TASK REQUIREMENTS: Extract every line between the one with "Read all visible content and emit it as JSON." and the end of the entries, both included, word for word and free of pictures.

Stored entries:
+ + + +

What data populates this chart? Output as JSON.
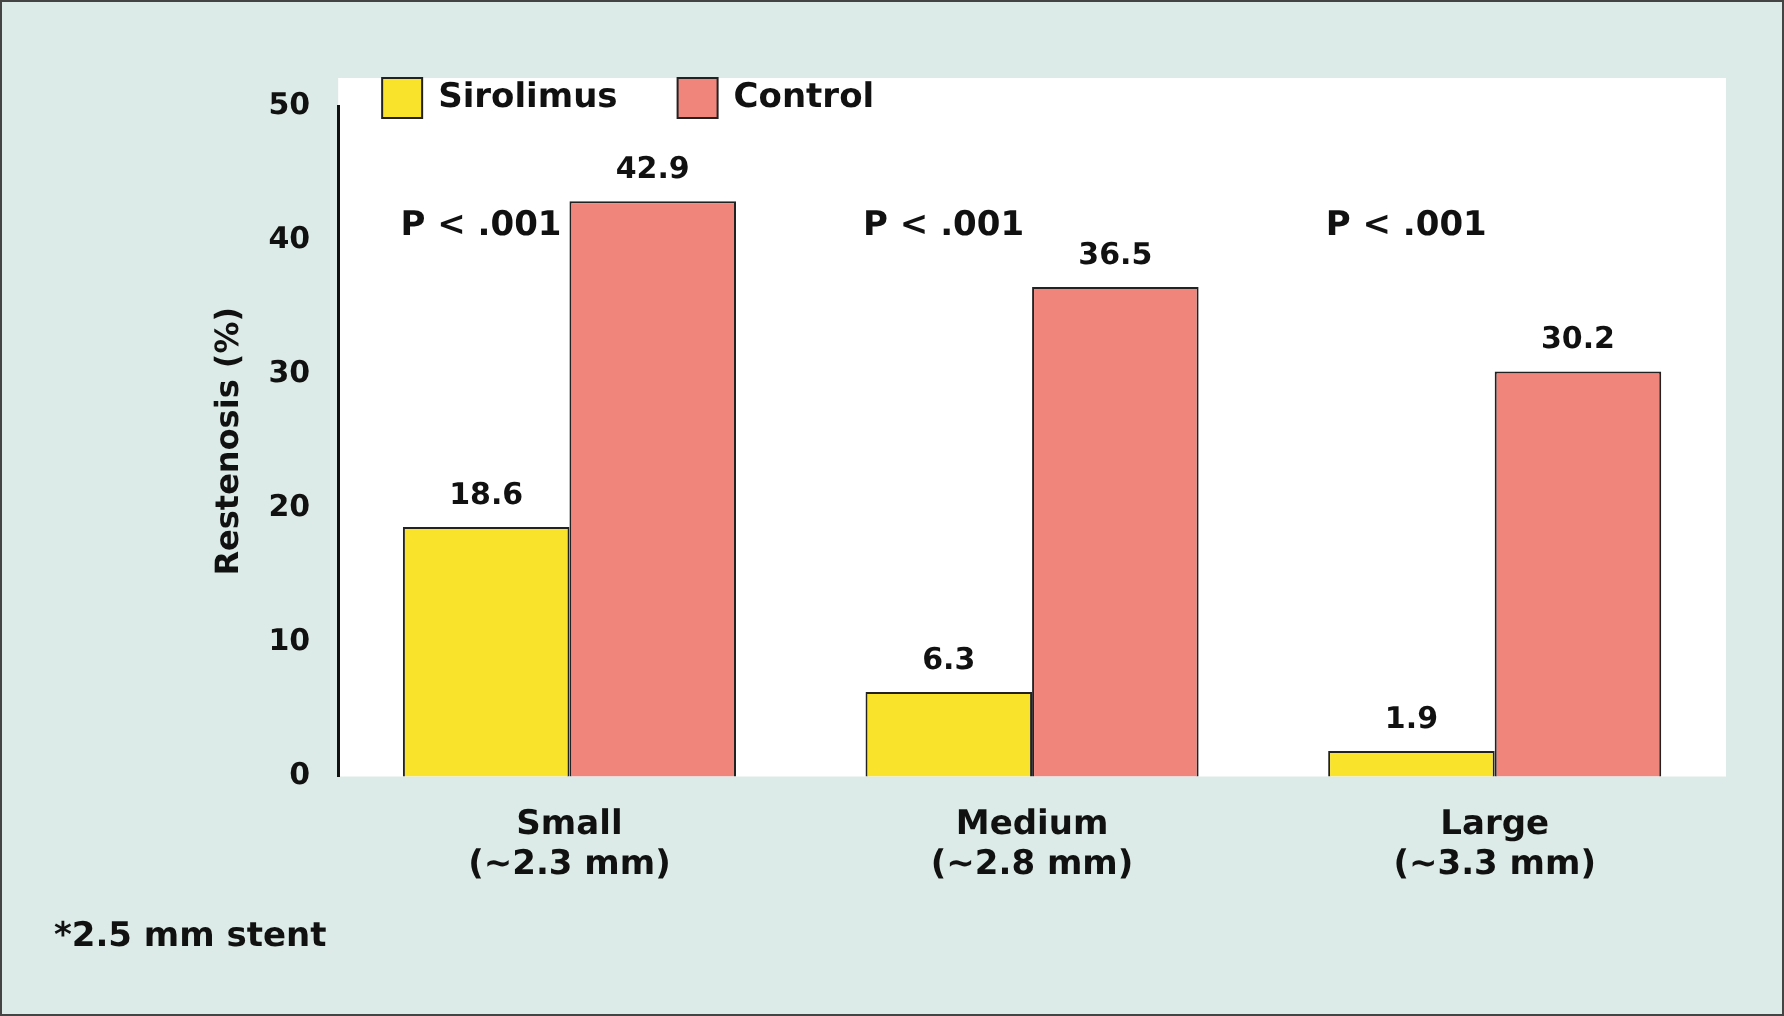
{
  "chart_data": {
    "type": "bar",
    "categories": [
      "Small\n(~2.3 mm)",
      "Medium\n(~2.8 mm)",
      "Large\n(~3.3 mm)"
    ],
    "series": [
      {
        "name": "Sirolimus",
        "color": "#f9e42b",
        "values": [
          18.6,
          6.3,
          1.9
        ]
      },
      {
        "name": "Control",
        "color": "#f0857c",
        "values": [
          42.9,
          36.5,
          30.2
        ]
      }
    ],
    "ylabel": "Restenosis (%)",
    "ylim": [
      0,
      50
    ],
    "yticks": [
      0,
      10,
      20,
      30,
      40,
      50
    ],
    "grid": false,
    "legend": "top left",
    "data_labels": true,
    "annotations": [
      "P < .001",
      "P < .001",
      "P < .001",
      "*2.5 mm stent"
    ]
  }
}
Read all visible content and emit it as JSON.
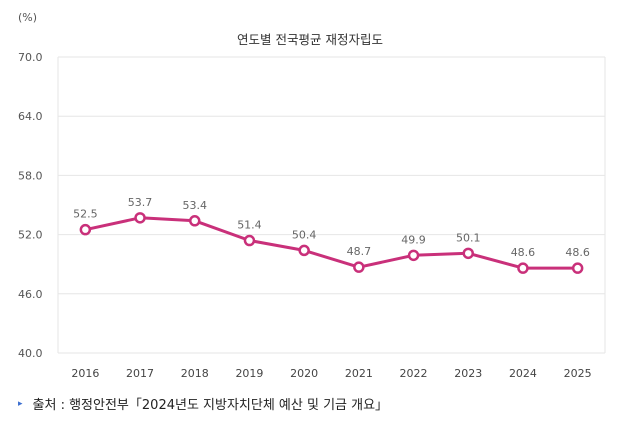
{
  "chart_data": {
    "type": "line",
    "title": "연도별 전국평균 재정자립도",
    "ylabel": "(%)",
    "xlabel": "",
    "categories": [
      "2016",
      "2017",
      "2018",
      "2019",
      "2020",
      "2021",
      "2022",
      "2023",
      "2024",
      "2025"
    ],
    "series": [
      {
        "name": "재정자립도",
        "values": [
          52.5,
          53.7,
          53.4,
          51.4,
          50.4,
          48.7,
          49.9,
          50.1,
          48.6,
          48.6
        ]
      }
    ],
    "data_labels": [
      "52.5",
      "53.7",
      "53.4",
      "51.4",
      "50.4",
      "48.7",
      "49.9",
      "50.1",
      "48.6",
      "48.6"
    ],
    "ylim": [
      40.0,
      70.0
    ],
    "yticks": [
      "70.0",
      "64.0",
      "58.0",
      "52.0",
      "46.0",
      "40.0"
    ],
    "grid": true,
    "legend": "none"
  },
  "colors": {
    "line": "#c9307a",
    "marker_fill": "#ffffff",
    "grid": "#e6e6e6",
    "bullet": "#3c6fd0"
  },
  "source": {
    "bullet_icon": "▸",
    "text": "출처 : 행정안전부「2024년도 지방자치단체 예산 및 기금 개요」"
  }
}
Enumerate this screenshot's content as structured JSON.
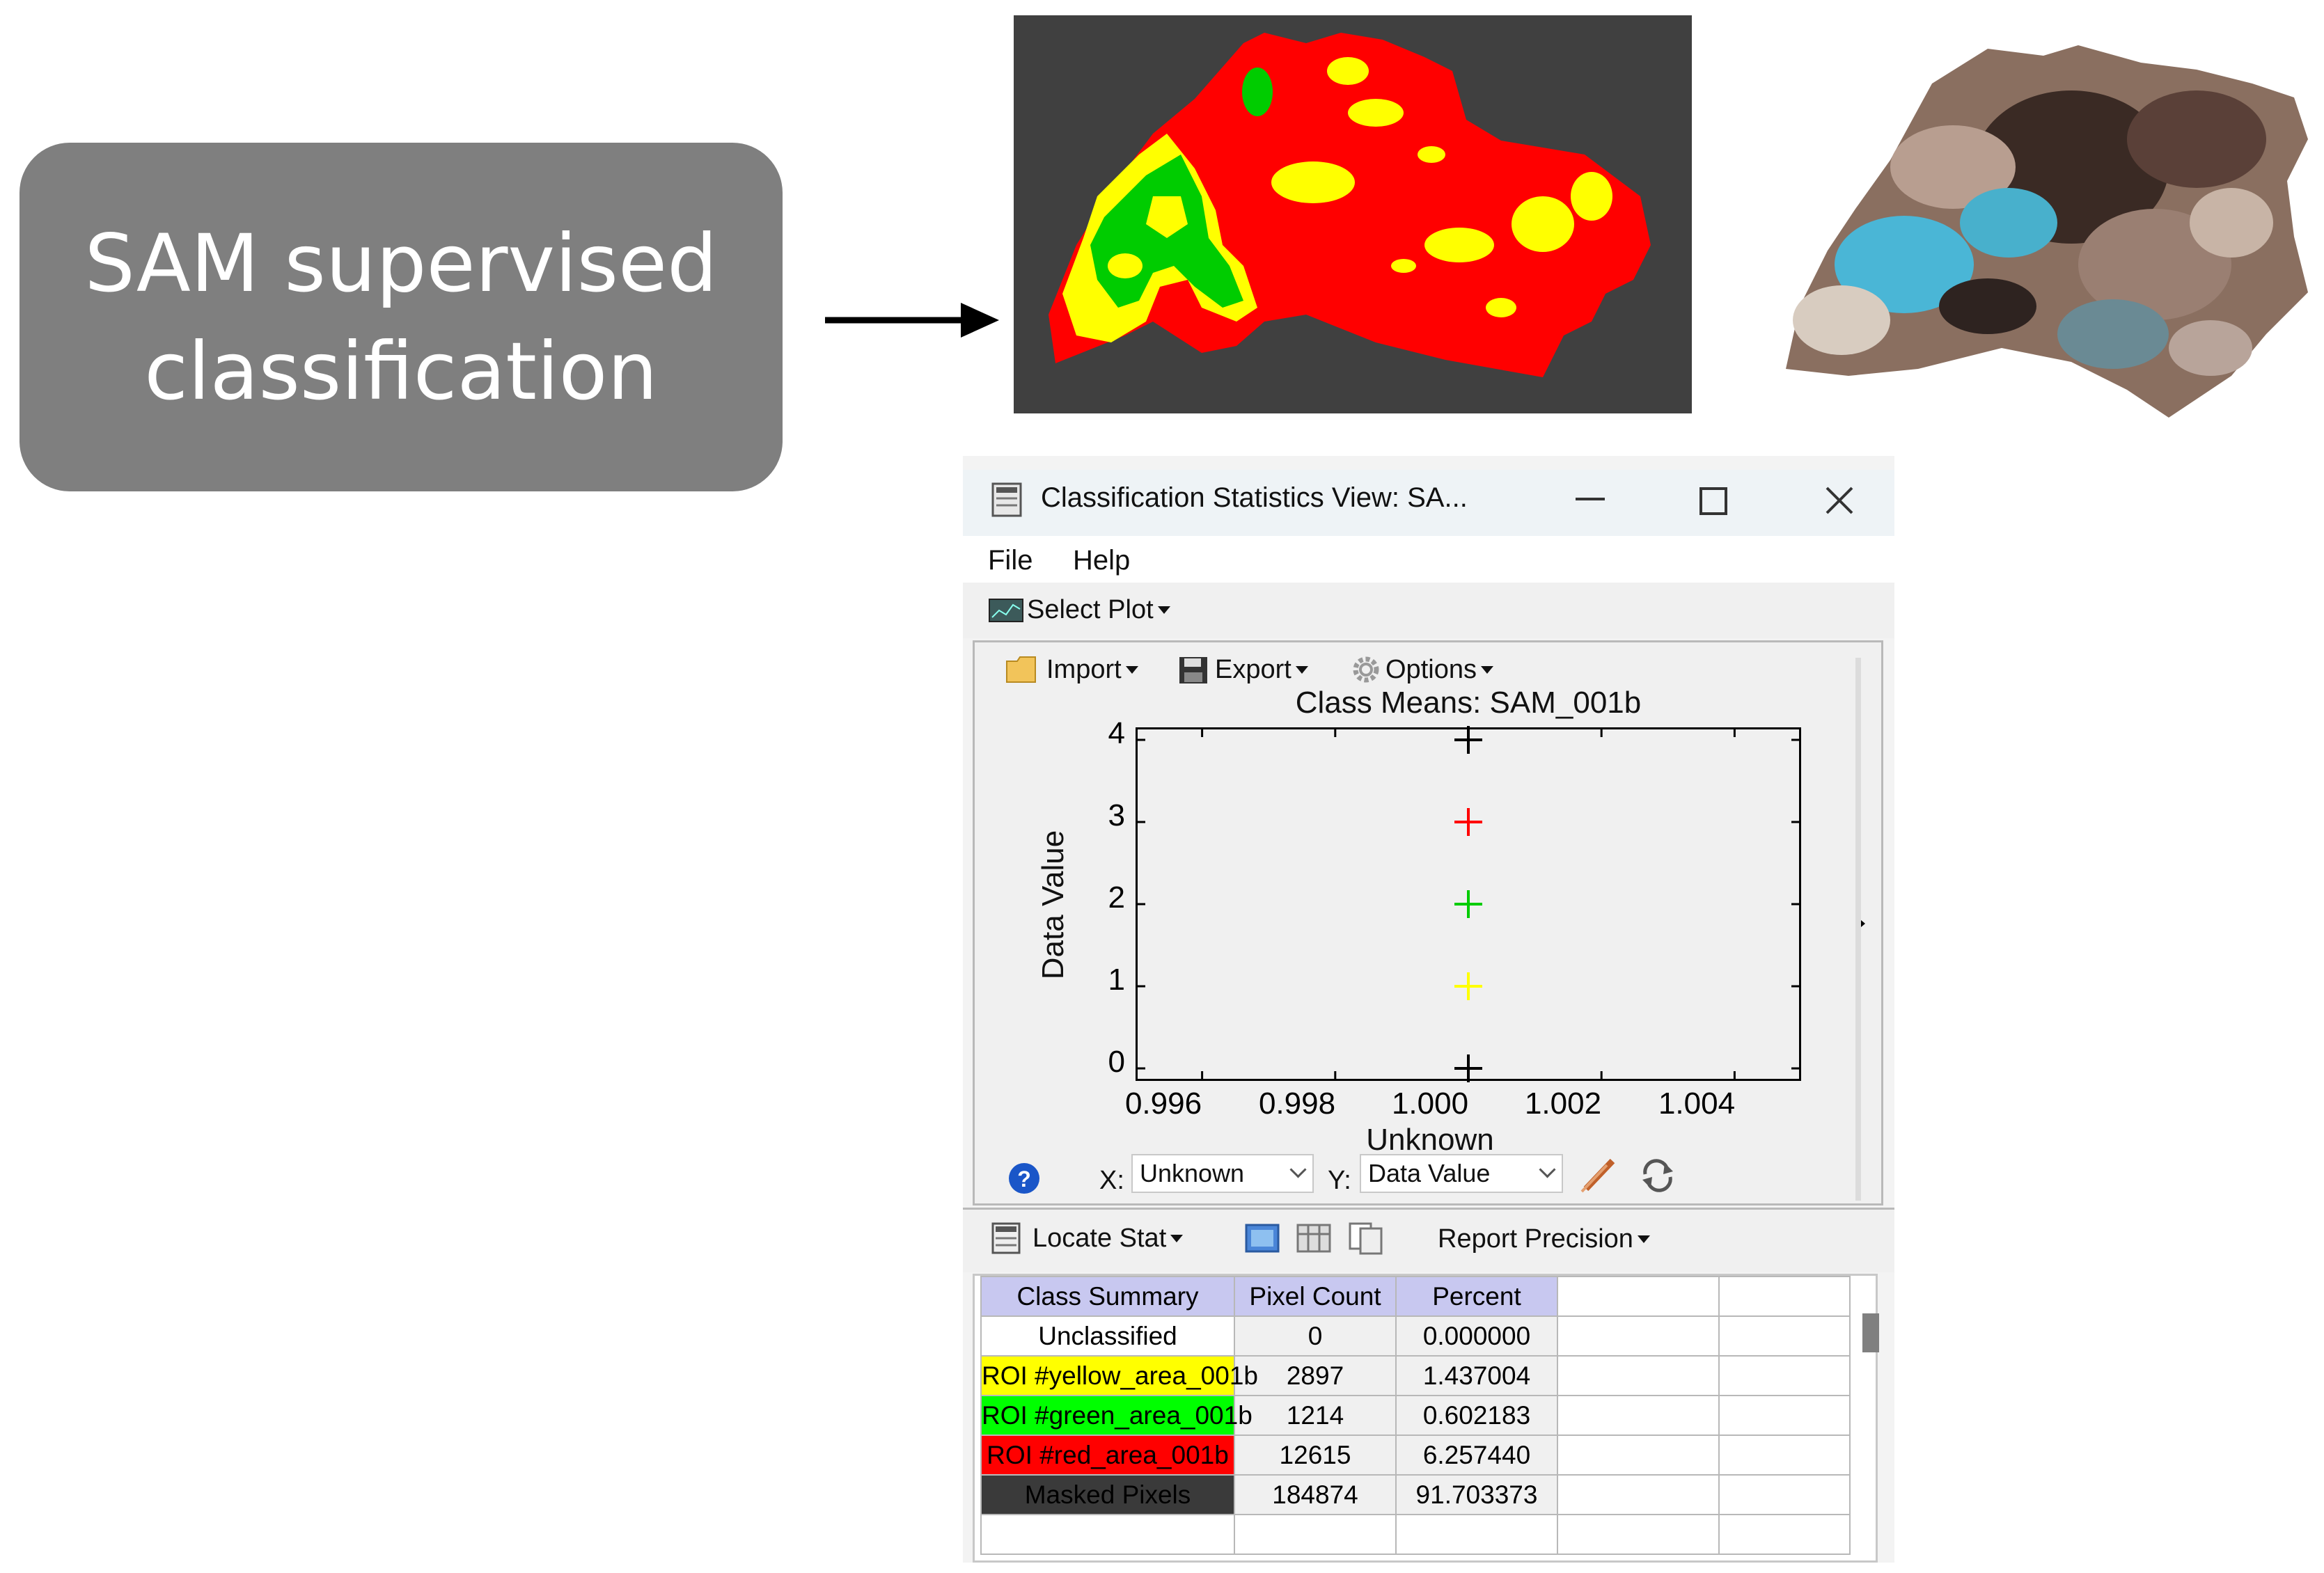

+ + + +

WORKED SOLUTION:
Read all visible content and emit it as JSON.
{
  "chart_data": {
    "type": "line",
    "title": "연도별 전국평균 재정자립도",
    "ylabel": "(%)",
    "xlabel": "",
    "categories": [
      "2016",
      "2017",
      "2018",
      "2019",
      "2020",
      "2021",
      "2022",
      "2023",
      "2024",
      "2025"
    ],
    "series": [
      {
        "name": "재정자립도",
        "values": [
          52.5,
          53.7,
          53.4,
          51.4,
          50.4,
          48.7,
          49.9,
          50.1,
          48.6,
          48.6
        ]
      }
    ],
    "data_labels": [
      "52.5",
      "53.7",
      "53.4",
      "51.4",
      "50.4",
      "48.7",
      "49.9",
      "50.1",
      "48.6",
      "48.6"
    ],
    "ylim": [
      40.0,
      70.0
    ],
    "yticks": [
      "70.0",
      "64.0",
      "58.0",
      "52.0",
      "46.0",
      "40.0"
    ],
    "grid": true,
    "legend": "none"
  },
  "colors": {
    "line": "#c9307a",
    "marker_fill": "#ffffff",
    "grid": "#e6e6e6",
    "bullet": "#3c6fd0"
  },
  "source": {
    "bullet_icon": "▸",
    "text": "출처 : 행정안전부「2024년도 지방자치단체 예산 및 기금 개요」"
  }
}
Enumerate this screenshot's content as structured JSON.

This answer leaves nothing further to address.